* _Written task_:
Check each line of the listing below for the string "chevron", and copy the ones that have it.

-- START Exercise inputs --

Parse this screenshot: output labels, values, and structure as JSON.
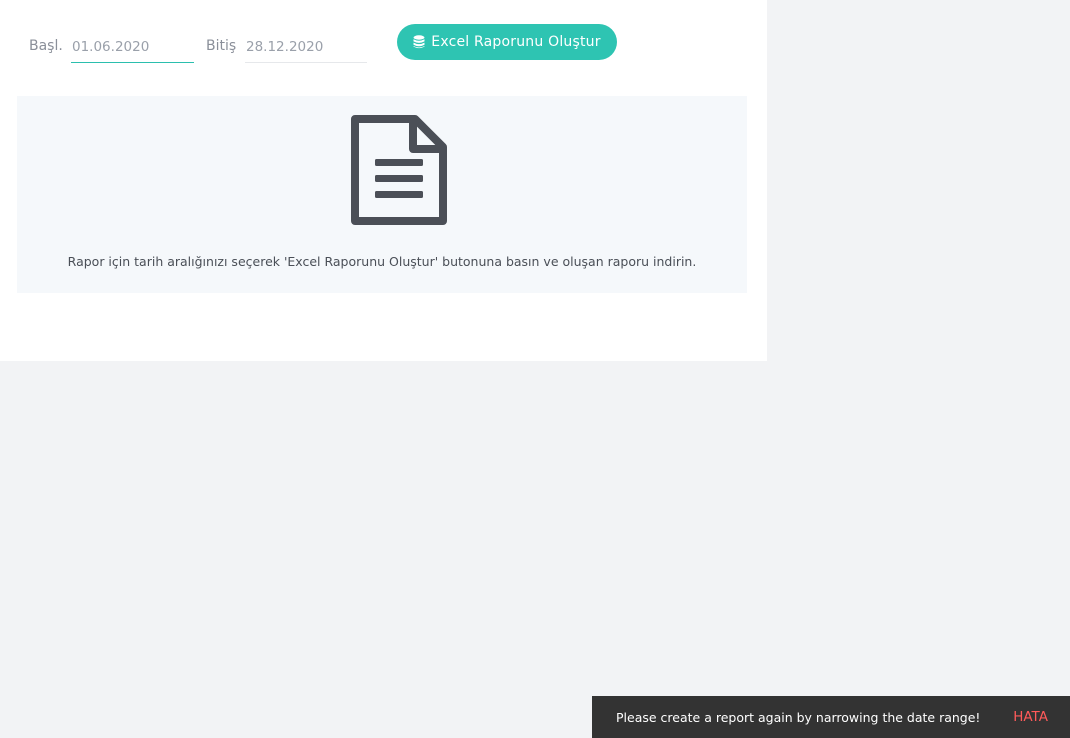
{
  "form": {
    "start_label": "Başl.",
    "start_value": "01.06.2020",
    "end_label": "Bitiş",
    "end_value": "28.12.2020",
    "button_label": "Excel Raporunu Oluştur",
    "button_icon": "database-icon"
  },
  "info": {
    "icon": "document-icon",
    "message": "Rapor için tarih aralığınızı seçerek 'Excel Raporunu Oluştur' butonuna basın ve oluşan raporu indirin."
  },
  "toast": {
    "message": "Please create a report again by narrowing the date range!",
    "action": "HATA"
  },
  "colors": {
    "accent": "#2ec4b2",
    "toast_bg": "#333333",
    "error": "#ff5a5a"
  }
}
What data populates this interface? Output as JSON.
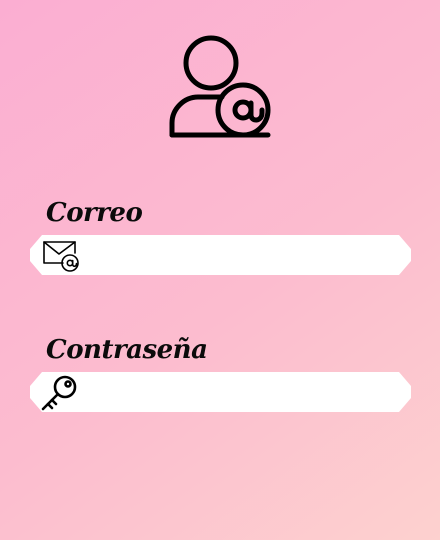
{
  "login": {
    "avatar_icon": "user-at-icon",
    "email": {
      "label": "Correo",
      "value": "",
      "icon": "mail-at-icon"
    },
    "password": {
      "label": "Contraseña",
      "value": "",
      "icon": "key-icon"
    }
  },
  "colors": {
    "background_start": "#fbaed2",
    "background_end": "#fdd1cf",
    "field": "#ffffff",
    "text": "#0b0b0b"
  }
}
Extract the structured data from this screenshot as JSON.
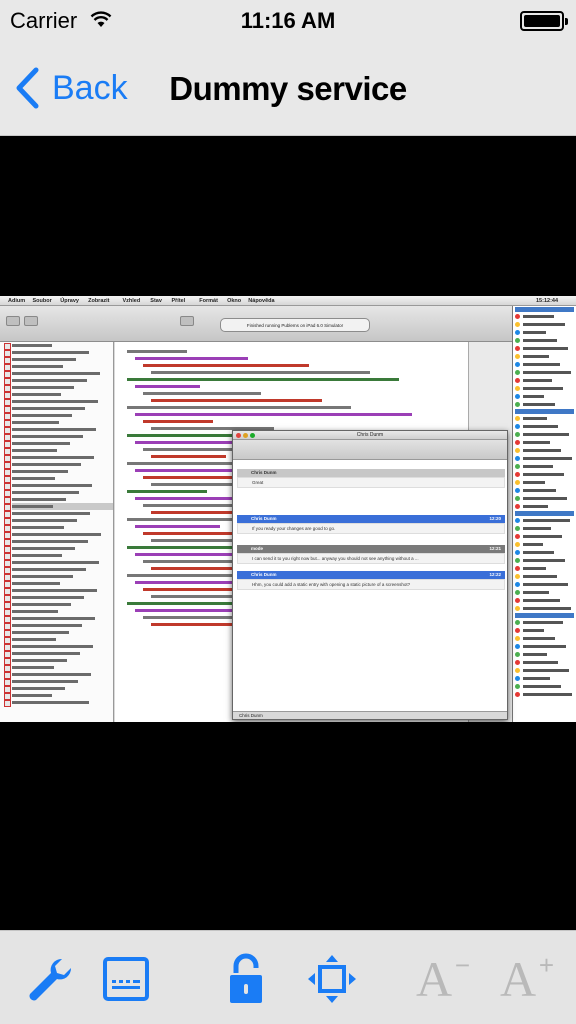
{
  "status_bar": {
    "carrier": "Carrier",
    "time": "11:16 AM"
  },
  "nav": {
    "back_label": "Back",
    "title": "Dummy service"
  },
  "screenshot": {
    "menubar": [
      "Adium",
      "Soubor",
      "Úpravy",
      "Zobrazit",
      "Vzhled",
      "Stav",
      "Přítel",
      "Formát",
      "Okno",
      "Nápověda"
    ],
    "menubar_time": "15:12:44",
    "xcode_status": "Finished running Publems on iPad 6.0 Simulator",
    "chat": {
      "window_title": "Chris Dunm",
      "tab_label": "Chris Dunm",
      "messages": [
        {
          "sender": "Chris Dunm",
          "time": "",
          "text": "Great",
          "style": "light"
        },
        {
          "sender": "Chris Dunm",
          "time": "12:20",
          "text": "If you ready your changes are good to go.",
          "style": "blue"
        },
        {
          "sender": "mode",
          "time": "12:21",
          "text": "I can send it to you right now but... anyway you should not see anything without a ...",
          "style": "grey"
        },
        {
          "sender": "Chris Dunm",
          "time": "12:22",
          "text": "Hhm, you could add a static entry with opening a static picture of a screenshot?",
          "style": "blue"
        }
      ]
    }
  },
  "toolbar": {
    "items": [
      "wrench-icon",
      "keyboard-icon",
      "unlock-icon",
      "resize-icon",
      "font-decrease-icon",
      "font-increase-icon"
    ],
    "font_decrease_label": "A",
    "font_decrease_sign": "−",
    "font_increase_label": "A",
    "font_increase_sign": "+"
  },
  "colors": {
    "accent": "#1a7cf5",
    "disabled": "#b9b9b9",
    "bar_bg": "#e8e8e8"
  }
}
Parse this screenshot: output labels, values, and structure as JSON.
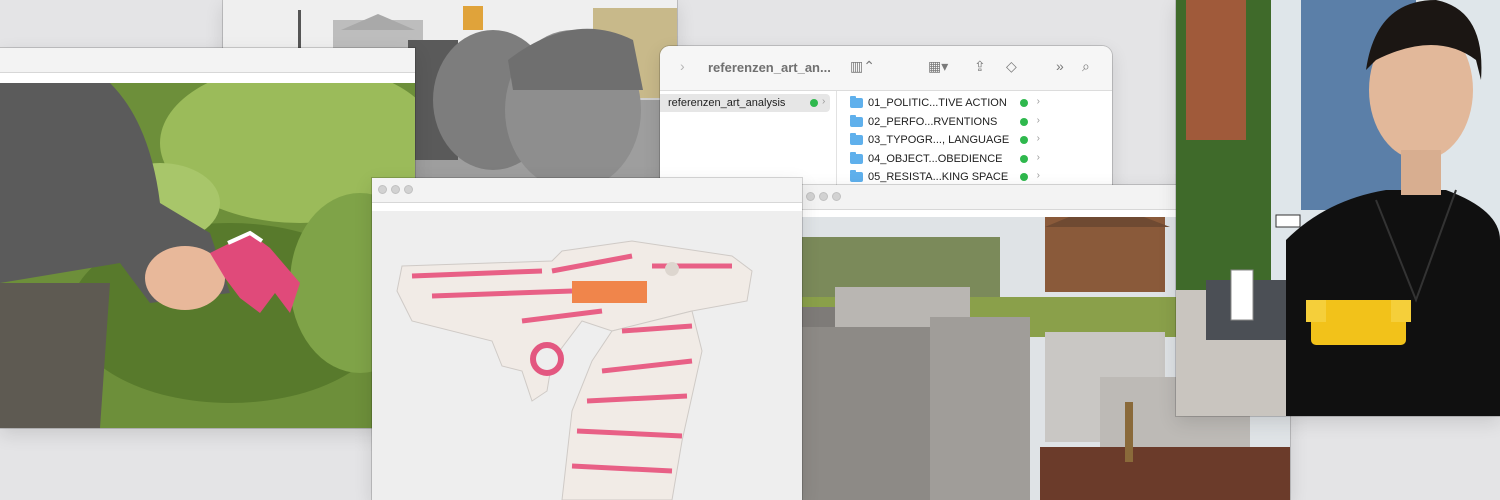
{
  "finder": {
    "title": "referenzen_art_an...",
    "sidebar_item": "referenzen_art_analysis",
    "folders": [
      "01_POLITIC...TIVE ACTION",
      "02_PERFO...RVENTIONS",
      "03_TYPOGR..., LANGUAGE",
      "04_OBJECT...OBEDIENCE",
      "05_RESISTA...KING SPACE"
    ],
    "sync_color": "#2fb84d",
    "folder_color": "#5fb0ec"
  },
  "icons": {
    "forward": "chevron-right-icon",
    "view": "columns-view-icon",
    "grid": "grid-view-icon",
    "share": "share-icon",
    "tag": "tag-icon",
    "more": "double-chevron-icon",
    "search": "search-icon"
  }
}
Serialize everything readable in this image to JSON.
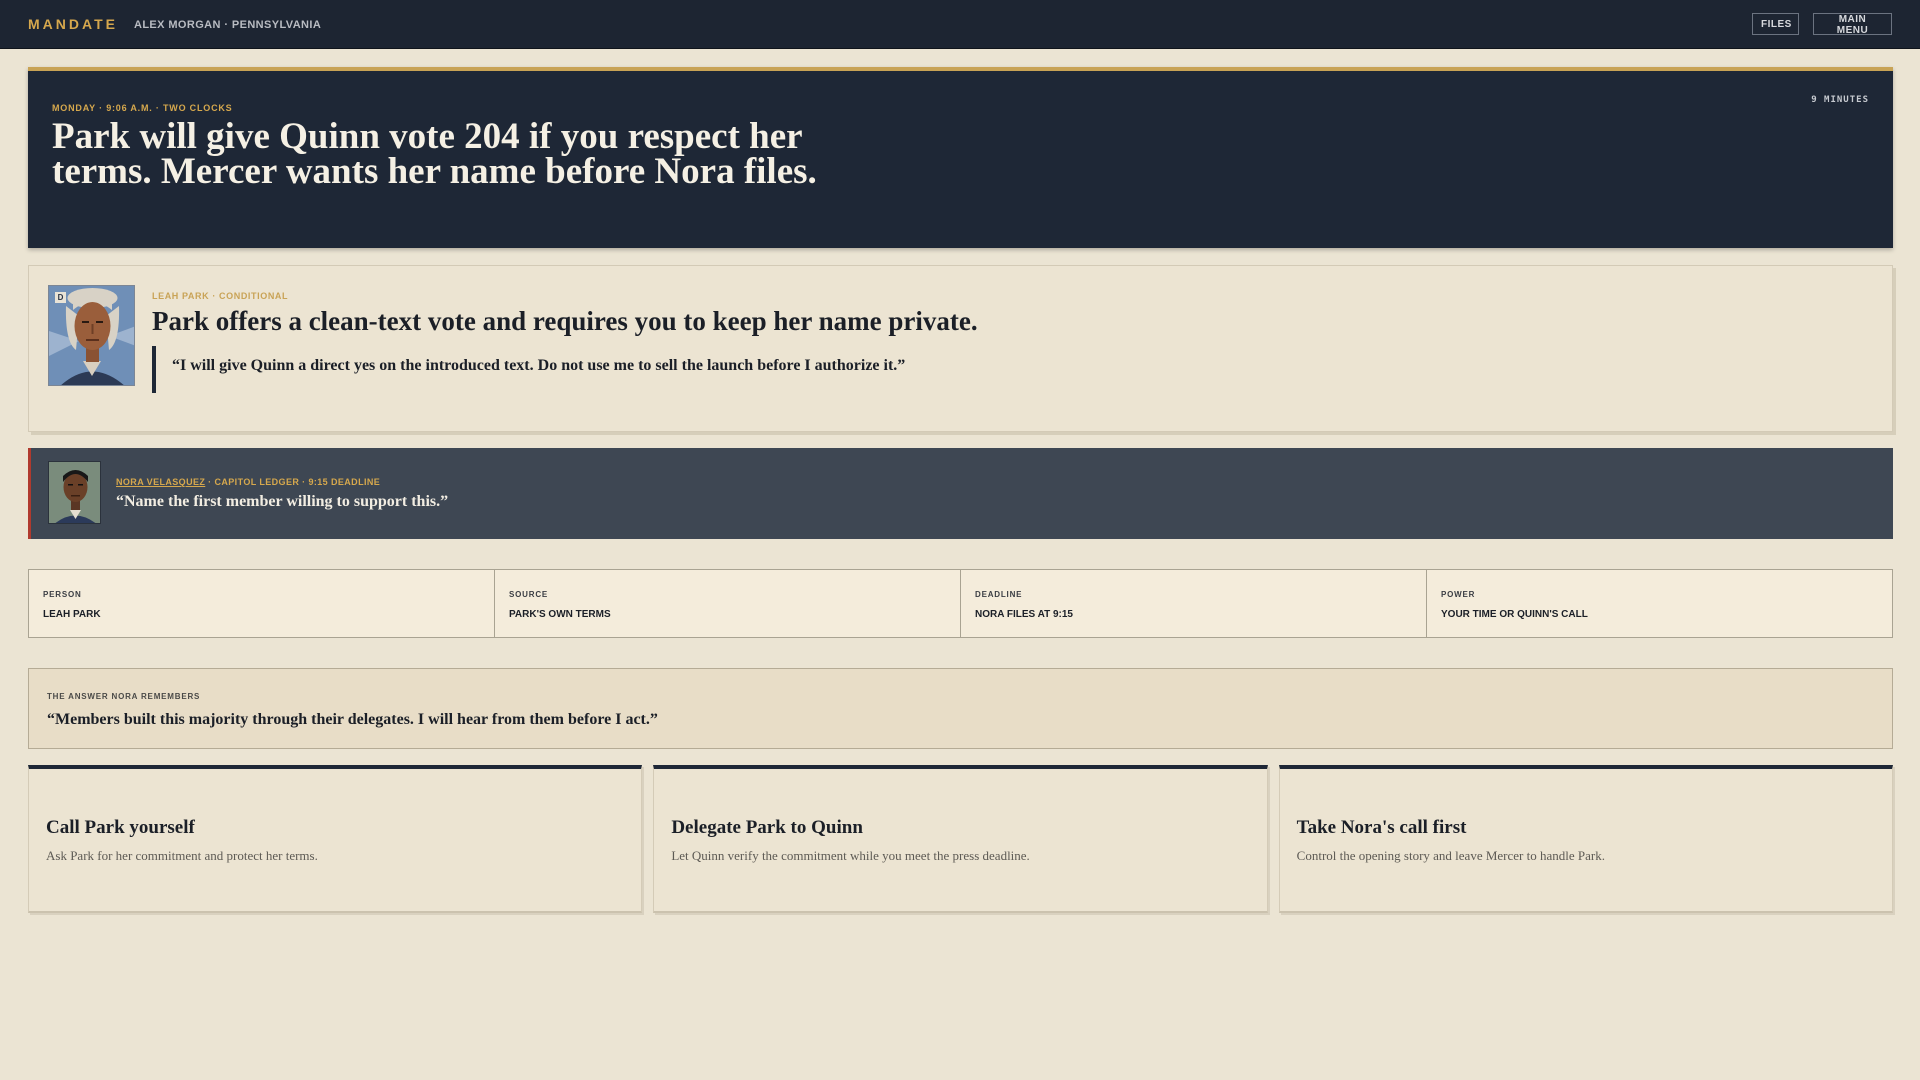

-- END Exercise inputs --

* _Expected answer_:
    "forward": "chevron-right-icon",
    "more": "double-chevron-icon",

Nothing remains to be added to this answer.